◆ Directions ◆
Transcribe all the data, leaving each word as it is.

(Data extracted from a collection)
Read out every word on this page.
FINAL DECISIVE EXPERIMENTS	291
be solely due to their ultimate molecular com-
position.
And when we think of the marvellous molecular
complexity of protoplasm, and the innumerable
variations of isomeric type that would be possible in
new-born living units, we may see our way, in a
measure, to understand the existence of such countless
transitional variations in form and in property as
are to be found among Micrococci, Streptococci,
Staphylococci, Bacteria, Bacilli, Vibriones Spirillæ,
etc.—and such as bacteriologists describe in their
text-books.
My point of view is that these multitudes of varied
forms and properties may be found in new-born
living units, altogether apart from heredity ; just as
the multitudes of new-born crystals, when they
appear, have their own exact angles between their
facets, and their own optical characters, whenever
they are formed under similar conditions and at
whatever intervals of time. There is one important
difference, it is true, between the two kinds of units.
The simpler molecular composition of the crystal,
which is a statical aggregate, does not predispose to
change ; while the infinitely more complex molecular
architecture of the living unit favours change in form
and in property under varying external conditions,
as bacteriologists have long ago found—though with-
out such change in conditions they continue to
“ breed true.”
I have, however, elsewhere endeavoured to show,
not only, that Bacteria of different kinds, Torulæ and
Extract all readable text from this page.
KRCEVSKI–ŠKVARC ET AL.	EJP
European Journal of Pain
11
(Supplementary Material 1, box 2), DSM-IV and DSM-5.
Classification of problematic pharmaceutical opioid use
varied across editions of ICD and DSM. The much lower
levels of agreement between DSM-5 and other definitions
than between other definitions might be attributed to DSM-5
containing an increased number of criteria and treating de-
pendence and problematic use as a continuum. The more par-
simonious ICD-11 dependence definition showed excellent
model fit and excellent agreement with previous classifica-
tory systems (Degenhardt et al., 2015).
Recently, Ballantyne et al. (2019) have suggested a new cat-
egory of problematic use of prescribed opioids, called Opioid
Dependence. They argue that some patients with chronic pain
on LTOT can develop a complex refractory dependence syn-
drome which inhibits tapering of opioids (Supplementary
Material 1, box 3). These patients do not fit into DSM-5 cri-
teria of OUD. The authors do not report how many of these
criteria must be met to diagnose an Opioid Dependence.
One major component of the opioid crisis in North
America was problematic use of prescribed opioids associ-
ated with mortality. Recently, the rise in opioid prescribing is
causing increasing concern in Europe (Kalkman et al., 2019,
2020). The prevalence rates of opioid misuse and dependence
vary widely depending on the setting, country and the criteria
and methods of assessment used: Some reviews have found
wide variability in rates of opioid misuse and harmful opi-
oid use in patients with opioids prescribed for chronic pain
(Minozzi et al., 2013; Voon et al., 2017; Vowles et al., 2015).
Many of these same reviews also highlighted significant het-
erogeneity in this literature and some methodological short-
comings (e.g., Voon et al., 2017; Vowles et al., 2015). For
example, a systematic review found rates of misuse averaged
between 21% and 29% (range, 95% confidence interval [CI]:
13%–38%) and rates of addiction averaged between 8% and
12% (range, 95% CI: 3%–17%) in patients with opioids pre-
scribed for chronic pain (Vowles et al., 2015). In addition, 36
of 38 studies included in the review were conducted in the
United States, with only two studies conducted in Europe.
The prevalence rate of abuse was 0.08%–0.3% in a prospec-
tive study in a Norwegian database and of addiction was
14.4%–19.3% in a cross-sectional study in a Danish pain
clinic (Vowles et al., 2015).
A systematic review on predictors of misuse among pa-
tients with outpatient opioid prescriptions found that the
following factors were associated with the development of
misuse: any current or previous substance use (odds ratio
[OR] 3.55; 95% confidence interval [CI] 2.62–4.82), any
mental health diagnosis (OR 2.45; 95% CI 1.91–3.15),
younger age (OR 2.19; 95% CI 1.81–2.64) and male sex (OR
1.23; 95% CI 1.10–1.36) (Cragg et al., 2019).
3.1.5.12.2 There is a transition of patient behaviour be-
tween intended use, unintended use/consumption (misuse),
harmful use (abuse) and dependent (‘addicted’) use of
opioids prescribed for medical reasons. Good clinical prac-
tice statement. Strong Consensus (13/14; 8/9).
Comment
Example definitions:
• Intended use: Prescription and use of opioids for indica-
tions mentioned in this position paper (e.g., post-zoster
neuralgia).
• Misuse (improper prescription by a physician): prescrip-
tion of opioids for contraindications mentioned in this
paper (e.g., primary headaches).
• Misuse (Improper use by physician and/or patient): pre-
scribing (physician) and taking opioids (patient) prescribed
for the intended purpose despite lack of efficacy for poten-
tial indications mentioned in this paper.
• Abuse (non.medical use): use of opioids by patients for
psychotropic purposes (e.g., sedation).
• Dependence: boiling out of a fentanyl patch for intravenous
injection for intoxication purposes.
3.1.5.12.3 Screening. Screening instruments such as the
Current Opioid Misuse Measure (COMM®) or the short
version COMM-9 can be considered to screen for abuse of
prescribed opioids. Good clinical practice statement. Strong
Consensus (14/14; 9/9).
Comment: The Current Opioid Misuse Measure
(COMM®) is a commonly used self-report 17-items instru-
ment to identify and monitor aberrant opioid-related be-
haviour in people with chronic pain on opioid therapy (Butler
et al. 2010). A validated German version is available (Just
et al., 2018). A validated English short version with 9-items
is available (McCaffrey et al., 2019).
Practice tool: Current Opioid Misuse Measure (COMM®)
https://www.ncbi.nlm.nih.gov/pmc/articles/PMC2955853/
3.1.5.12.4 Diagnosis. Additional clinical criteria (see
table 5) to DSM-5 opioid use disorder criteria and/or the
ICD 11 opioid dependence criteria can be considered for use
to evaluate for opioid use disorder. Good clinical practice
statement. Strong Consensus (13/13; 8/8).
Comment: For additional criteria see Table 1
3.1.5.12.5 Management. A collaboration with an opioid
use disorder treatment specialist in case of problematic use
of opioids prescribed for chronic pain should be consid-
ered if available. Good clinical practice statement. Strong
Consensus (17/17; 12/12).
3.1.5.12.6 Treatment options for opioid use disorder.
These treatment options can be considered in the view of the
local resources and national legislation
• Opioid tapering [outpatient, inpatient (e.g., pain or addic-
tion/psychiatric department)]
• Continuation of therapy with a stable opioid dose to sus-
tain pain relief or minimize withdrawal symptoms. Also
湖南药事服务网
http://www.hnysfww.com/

◆ Problem solution ◆
Read out every word on this page.
FINAL DECISIVE EXPERIMENTS	291
be solely due to their ultimate molecular com-
position.
And when we think of the marvellous molecular
complexity of protoplasm, and the innumerable
variations of isomeric type that would be possible in
new-born living units, we may see our way, in a
measure, to understand the existence of such countless
transitional variations in form and in property as
are to be found among Micrococci, Streptococci,
Staphylococci, Bacteria, Bacilli, Vibriones Spirillæ,
etc.—and such as bacteriologists describe in their
text-books.
My point of view is that these multitudes of varied
forms and properties may be found in new-born
living units, altogether apart from heredity ; just as
the multitudes of new-born crystals, when they
appear, have their own exact angles between their
facets, and their own optical characters, whenever
they are formed under similar conditions and at
whatever intervals of time. There is one important
difference, it is true, between the two kinds of units.
The simpler molecular composition of the crystal,
which is a statical aggregate, does not predispose to
change ; while the infinitely more complex molecular
architecture of the living unit favours change in form
and in property under varying external conditions,
as bacteriologists have long ago found—though with-
out such change in conditions they continue to
“ breed true.”
I have, however, elsewhere endeavoured to show,
not only, that Bacteria of different kinds, Torulæ and
Extract all readable text from this page.
KRCEVSKI–ŠKVARC ET AL.	EJP
European Journal of Pain
11
(Supplementary Material 1, box 2), DSM-IV and DSM-5.
Classification of problematic pharmaceutical opioid use
varied across editions of ICD and DSM. The much lower
levels of agreement between DSM-5 and other definitions
than between other definitions might be attributed to DSM-5
containing an increased number of criteria and treating de-
pendence and problematic use as a continuum. The more par-
simonious ICD-11 dependence definition showed excellent
model fit and excellent agreement with previous classifica-
tory systems (Degenhardt et al., 2015).
Recently, Ballantyne et al. (2019) have suggested a new cat-
egory of problematic use of prescribed opioids, called Opioid
Dependence. They argue that some patients with chronic pain
on LTOT can develop a complex refractory dependence syn-
drome which inhibits tapering of opioids (Supplementary
Material 1, box 3). These patients do not fit into DSM-5 cri-
teria of OUD. The authors do not report how many of these
criteria must be met to diagnose an Opioid Dependence.
One major component of the opioid crisis in North
America was problematic use of prescribed opioids associ-
ated with mortality. Recently, the rise in opioid prescribing is
causing increasing concern in Europe (Kalkman et al., 2019,
2020). The prevalence rates of opioid misuse and dependence
vary widely depending on the setting, country and the criteria
and methods of assessment used: Some reviews have found
wide variability in rates of opioid misuse and harmful opi-
oid use in patients with opioids prescribed for chronic pain
(Minozzi et al., 2013; Voon et al., 2017; Vowles et al., 2015).
Many of these same reviews also highlighted significant het-
erogeneity in this literature and some methodological short-
comings (e.g., Voon et al., 2017; Vowles et al., 2015). For
example, a systematic review found rates of misuse averaged
between 21% and 29% (range, 95% confidence interval [CI]:
13%–38%) and rates of addiction averaged between 8% and
12% (range, 95% CI: 3%–17%) in patients with opioids pre-
scribed for chronic pain (Vowles et al., 2015). In addition, 36
of 38 studies included in the review were conducted in the
United States, with only two studies conducted in Europe.
The prevalence rate of abuse was 0.08%–0.3% in a prospec-
tive study in a Norwegian database and of addiction was
14.4%–19.3% in a cross-sectional study in a Danish pain
clinic (Vowles et al., 2015).
A systematic review on predictors of misuse among pa-
tients with outpatient opioid prescriptions found that the
following factors were associated with the development of
misuse: any current or previous substance use (odds ratio
[OR] 3.55; 95% confidence interval [CI] 2.62–4.82), any
mental health diagnosis (OR 2.45; 95% CI 1.91–3.15),
younger age (OR 2.19; 95% CI 1.81–2.64) and male sex (OR
1.23; 95% CI 1.10–1.36) (Cragg et al., 2019).
3.1.5.12.2 There is a transition of patient behaviour be-
tween intended use, unintended use/consumption (misuse),
harmful use (abuse) and dependent (‘addicted’) use of
opioids prescribed for medical reasons. Good clinical prac-
tice statement. Strong Consensus (13/14; 8/9).
Comment
Example definitions:
• Intended use: Prescription and use of opioids for indica-
tions mentioned in this position paper (e.g., post-zoster
neuralgia).
• Misuse (improper prescription by a physician): prescrip-
tion of opioids for contraindications mentioned in this
paper (e.g., primary headaches).
• Misuse (Improper use by physician and/or patient): pre-
scribing (physician) and taking opioids (patient) prescribed
for the intended purpose despite lack of efficacy for poten-
tial indications mentioned in this paper.
• Abuse (non.medical use): use of opioids by patients for
psychotropic purposes (e.g., sedation).
• Dependence: boiling out of a fentanyl patch for intravenous
injection for intoxication purposes.
3.1.5.12.3 Screening. Screening instruments such as the
Current Opioid Misuse Measure (COMM®) or the short
version COMM-9 can be considered to screen for abuse of
prescribed opioids. Good clinical practice statement. Strong
Consensus (14/14; 9/9).
Comment: The Current Opioid Misuse Measure
(COMM®) is a commonly used self-report 17-items instru-
ment to identify and monitor aberrant opioid-related be-
haviour in people with chronic pain on opioid therapy (Butler
et al. 2010). A validated German version is available (Just
et al., 2018). A validated English short version with 9-items
is available (McCaffrey et al., 2019).
Practice tool: Current Opioid Misuse Measure (COMM®)
https://www.ncbi.nlm.nih.gov/pmc/articles/PMC2955853/
3.1.5.12.4 Diagnosis. Additional clinical criteria (see
table 5) to DSM-5 opioid use disorder criteria and/or the
ICD 11 opioid dependence criteria can be considered for use
to evaluate for opioid use disorder. Good clinical practice
statement. Strong Consensus (13/13; 8/8).
Comment: For additional criteria see Table 1
3.1.5.12.5 Management. A collaboration with an opioid
use disorder treatment specialist in case of problematic use
of opioids prescribed for chronic pain should be consid-
ered if available. Good clinical practice statement. Strong
Consensus (17/17; 12/12).
3.1.5.12.6 Treatment options for opioid use disorder.
These treatment options can be considered in the view of the
local resources and national legislation
• Opioid tapering [outpatient, inpatient (e.g., pain or addic-
tion/psychiatric department)]
• Continuation of therapy with a stable opioid dose to sus-
tain pain relief or minimize withdrawal symptoms. Also
湖南药事服务网
http://www.hnysfww.com/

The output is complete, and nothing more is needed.